** START OF SOURCE RECORDS **
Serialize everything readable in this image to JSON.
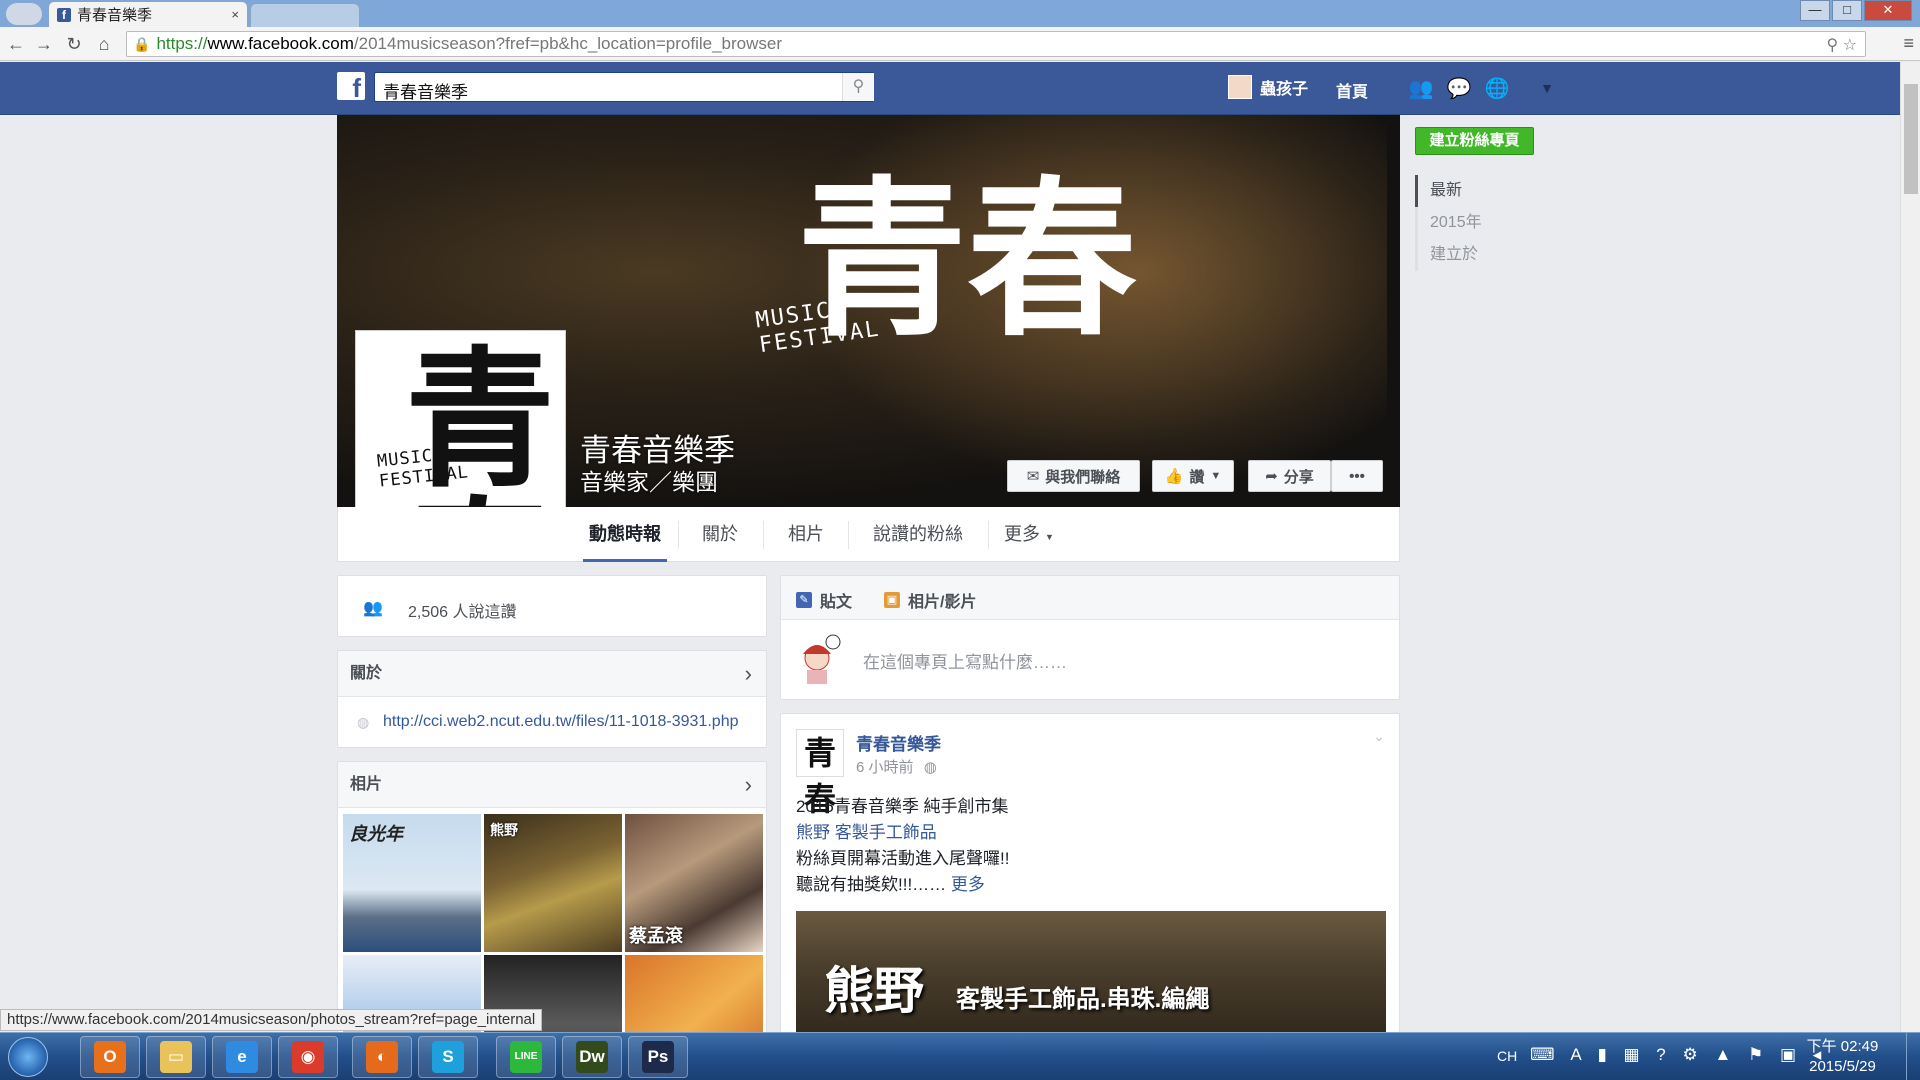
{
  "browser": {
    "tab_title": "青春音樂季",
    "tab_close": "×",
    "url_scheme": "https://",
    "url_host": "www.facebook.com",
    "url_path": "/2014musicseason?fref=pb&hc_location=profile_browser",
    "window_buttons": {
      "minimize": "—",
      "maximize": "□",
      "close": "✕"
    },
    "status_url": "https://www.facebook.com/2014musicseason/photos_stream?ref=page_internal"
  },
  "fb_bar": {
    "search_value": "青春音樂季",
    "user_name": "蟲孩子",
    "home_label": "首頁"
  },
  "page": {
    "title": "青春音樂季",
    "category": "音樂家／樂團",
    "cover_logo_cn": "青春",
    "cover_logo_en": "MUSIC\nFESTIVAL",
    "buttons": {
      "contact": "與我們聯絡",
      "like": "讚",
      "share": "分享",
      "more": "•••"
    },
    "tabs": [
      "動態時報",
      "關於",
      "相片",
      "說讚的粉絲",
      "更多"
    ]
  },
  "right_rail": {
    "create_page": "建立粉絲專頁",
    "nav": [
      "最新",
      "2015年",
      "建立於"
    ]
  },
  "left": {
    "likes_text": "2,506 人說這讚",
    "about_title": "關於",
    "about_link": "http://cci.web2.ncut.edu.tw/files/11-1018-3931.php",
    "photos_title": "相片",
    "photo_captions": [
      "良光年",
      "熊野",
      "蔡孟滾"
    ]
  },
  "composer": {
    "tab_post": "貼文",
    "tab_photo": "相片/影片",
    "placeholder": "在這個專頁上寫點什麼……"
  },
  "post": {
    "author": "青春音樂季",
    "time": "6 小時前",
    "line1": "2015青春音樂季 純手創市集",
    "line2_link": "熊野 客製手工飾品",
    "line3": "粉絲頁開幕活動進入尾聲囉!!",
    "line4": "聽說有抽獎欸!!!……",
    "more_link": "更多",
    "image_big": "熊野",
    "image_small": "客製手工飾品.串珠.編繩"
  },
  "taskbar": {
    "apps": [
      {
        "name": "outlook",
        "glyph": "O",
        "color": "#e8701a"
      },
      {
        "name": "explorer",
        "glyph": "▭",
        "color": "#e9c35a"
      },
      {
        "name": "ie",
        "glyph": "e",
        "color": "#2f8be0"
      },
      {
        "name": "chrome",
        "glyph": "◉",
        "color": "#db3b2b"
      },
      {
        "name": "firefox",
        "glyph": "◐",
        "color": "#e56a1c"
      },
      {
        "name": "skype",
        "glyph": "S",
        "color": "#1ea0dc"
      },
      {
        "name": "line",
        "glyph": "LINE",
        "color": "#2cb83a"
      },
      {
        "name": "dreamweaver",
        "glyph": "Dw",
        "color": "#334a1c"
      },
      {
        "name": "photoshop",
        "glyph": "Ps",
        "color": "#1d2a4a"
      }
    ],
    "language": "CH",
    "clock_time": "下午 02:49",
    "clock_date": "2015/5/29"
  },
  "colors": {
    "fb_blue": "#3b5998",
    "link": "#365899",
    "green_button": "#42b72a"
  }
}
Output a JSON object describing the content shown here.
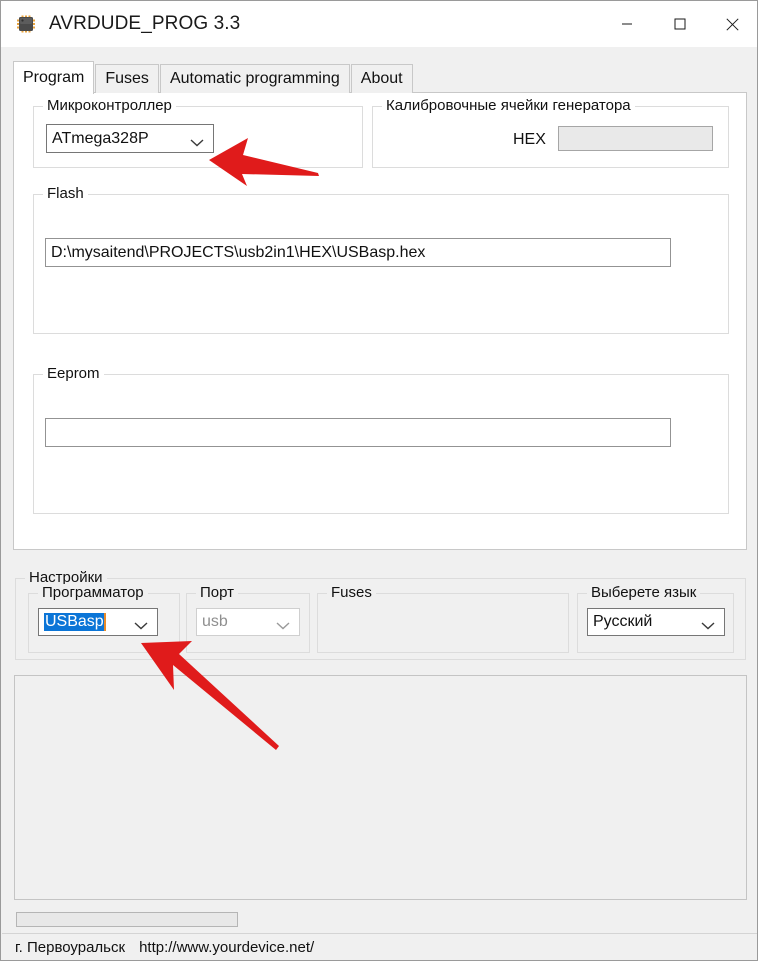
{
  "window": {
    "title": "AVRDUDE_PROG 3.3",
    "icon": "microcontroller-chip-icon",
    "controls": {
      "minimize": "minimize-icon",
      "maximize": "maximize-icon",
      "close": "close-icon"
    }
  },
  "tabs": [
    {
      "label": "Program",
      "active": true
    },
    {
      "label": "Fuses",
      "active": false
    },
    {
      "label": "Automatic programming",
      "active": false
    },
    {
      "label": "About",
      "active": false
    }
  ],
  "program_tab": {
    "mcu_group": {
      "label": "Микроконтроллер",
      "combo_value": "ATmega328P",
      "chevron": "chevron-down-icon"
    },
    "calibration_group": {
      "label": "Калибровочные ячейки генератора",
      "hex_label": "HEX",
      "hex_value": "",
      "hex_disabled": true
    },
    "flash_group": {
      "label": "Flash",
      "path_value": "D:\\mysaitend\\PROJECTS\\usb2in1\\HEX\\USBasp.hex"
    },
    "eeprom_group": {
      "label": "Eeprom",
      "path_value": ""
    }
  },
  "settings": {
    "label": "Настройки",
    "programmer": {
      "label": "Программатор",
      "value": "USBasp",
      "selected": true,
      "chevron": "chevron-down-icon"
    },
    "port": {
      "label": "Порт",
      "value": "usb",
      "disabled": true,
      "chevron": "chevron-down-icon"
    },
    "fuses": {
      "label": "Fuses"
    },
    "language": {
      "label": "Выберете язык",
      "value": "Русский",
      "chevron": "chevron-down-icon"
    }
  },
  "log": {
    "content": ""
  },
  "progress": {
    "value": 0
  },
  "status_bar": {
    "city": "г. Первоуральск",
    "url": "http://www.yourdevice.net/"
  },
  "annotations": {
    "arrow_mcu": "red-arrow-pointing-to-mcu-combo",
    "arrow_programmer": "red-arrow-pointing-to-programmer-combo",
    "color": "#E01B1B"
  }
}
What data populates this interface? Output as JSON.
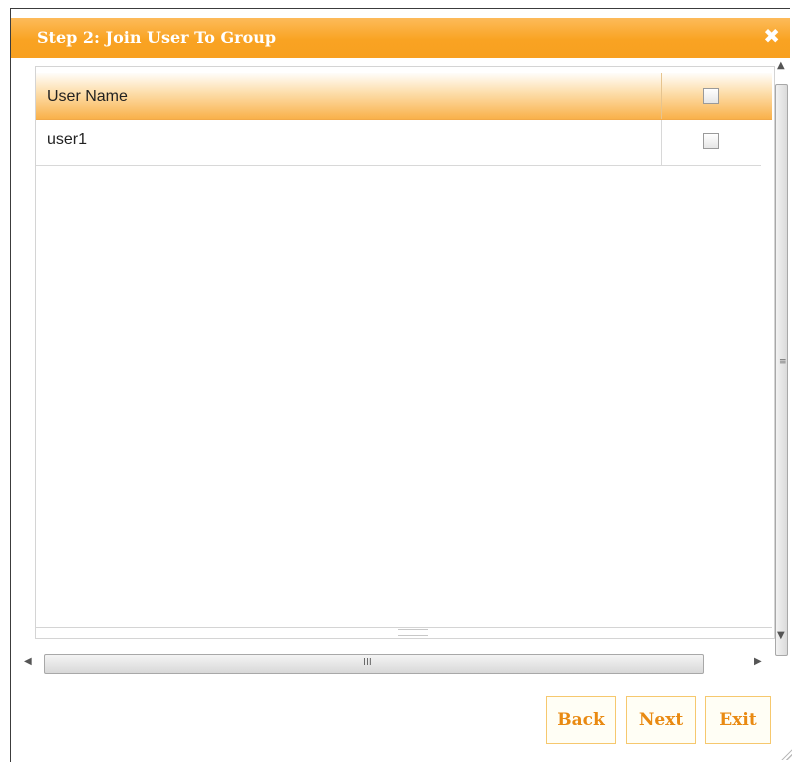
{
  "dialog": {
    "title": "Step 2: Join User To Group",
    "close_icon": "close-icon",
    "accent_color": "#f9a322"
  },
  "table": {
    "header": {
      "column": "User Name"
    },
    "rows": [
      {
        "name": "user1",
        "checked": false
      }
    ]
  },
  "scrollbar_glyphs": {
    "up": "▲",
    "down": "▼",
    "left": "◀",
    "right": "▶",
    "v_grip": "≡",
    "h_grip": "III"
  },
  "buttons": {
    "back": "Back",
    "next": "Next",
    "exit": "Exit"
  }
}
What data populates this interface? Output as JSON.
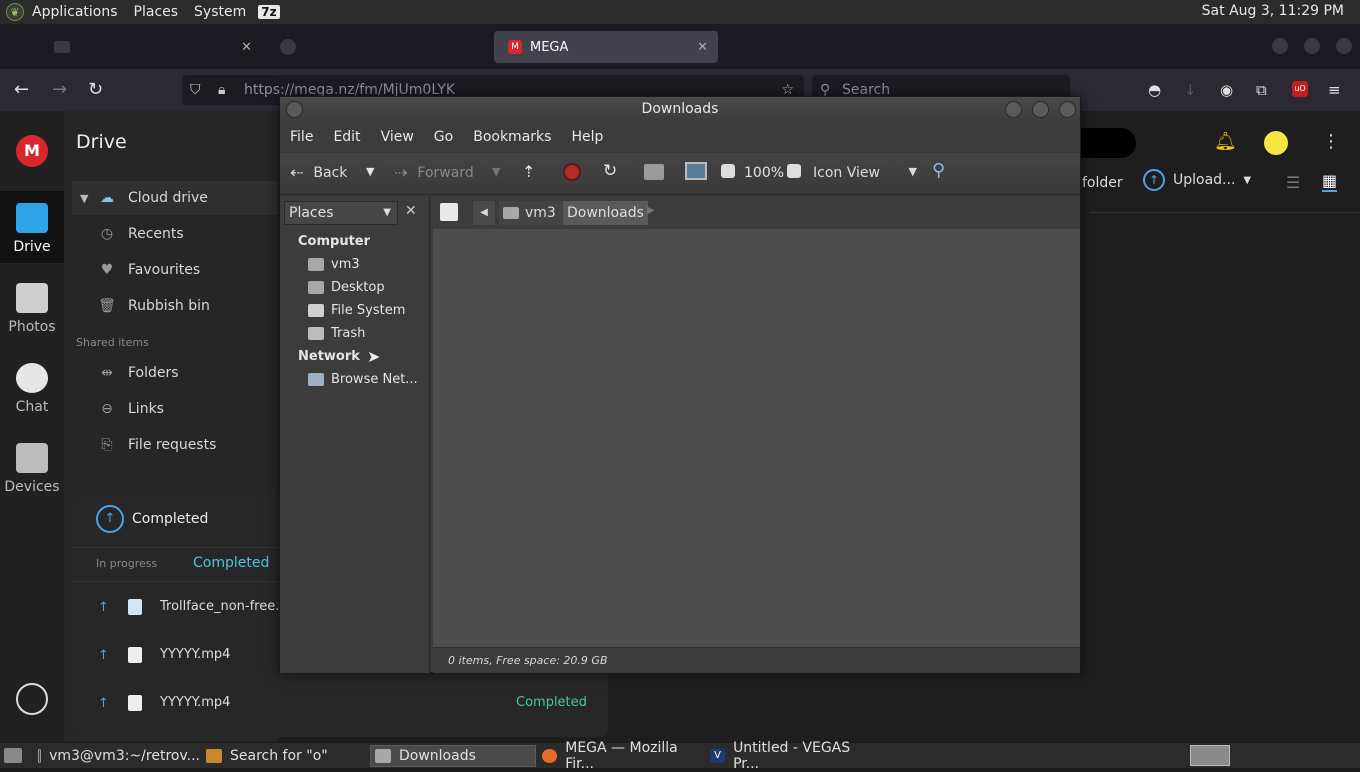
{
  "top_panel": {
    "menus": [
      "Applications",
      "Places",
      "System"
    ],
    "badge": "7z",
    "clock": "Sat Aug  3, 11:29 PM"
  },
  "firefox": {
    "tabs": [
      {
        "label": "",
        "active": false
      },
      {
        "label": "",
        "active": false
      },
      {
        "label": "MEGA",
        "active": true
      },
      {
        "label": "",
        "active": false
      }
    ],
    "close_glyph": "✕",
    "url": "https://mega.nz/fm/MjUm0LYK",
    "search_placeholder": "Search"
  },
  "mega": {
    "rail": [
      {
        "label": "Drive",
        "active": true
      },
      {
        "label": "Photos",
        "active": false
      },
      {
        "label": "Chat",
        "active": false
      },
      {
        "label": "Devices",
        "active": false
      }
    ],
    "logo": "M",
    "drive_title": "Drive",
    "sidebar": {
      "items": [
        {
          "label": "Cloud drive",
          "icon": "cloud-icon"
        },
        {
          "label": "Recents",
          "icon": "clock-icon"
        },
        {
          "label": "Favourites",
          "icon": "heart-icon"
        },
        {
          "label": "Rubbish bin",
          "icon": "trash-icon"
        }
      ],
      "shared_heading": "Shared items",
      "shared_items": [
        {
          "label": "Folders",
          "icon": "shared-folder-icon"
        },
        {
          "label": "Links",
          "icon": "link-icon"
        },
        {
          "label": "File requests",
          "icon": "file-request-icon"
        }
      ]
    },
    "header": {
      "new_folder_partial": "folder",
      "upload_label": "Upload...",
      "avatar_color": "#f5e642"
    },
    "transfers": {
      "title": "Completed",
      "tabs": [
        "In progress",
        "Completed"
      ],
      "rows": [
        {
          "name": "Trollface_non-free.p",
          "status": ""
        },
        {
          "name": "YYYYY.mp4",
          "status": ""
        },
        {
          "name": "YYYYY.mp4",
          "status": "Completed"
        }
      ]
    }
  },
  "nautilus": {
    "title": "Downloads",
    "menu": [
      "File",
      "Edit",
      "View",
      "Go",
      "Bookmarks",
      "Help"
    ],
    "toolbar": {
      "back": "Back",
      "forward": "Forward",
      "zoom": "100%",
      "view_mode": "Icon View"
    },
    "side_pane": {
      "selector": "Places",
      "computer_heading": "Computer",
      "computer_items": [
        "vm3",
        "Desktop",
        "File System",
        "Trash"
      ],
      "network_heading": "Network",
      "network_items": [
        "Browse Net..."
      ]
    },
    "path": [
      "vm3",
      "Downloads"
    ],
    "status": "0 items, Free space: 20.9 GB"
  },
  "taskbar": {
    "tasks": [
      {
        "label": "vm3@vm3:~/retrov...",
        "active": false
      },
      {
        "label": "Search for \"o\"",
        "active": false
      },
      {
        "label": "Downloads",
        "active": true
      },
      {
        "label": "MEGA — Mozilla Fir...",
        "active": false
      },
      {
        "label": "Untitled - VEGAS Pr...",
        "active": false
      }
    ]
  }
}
** END OF SOURCE RECORDS **
Copy out each line of the records where the string "Completed" appears.

- _EXPECTED OUTPUT_:
      "title": "Completed",
        "Completed"
          "status": "Completed"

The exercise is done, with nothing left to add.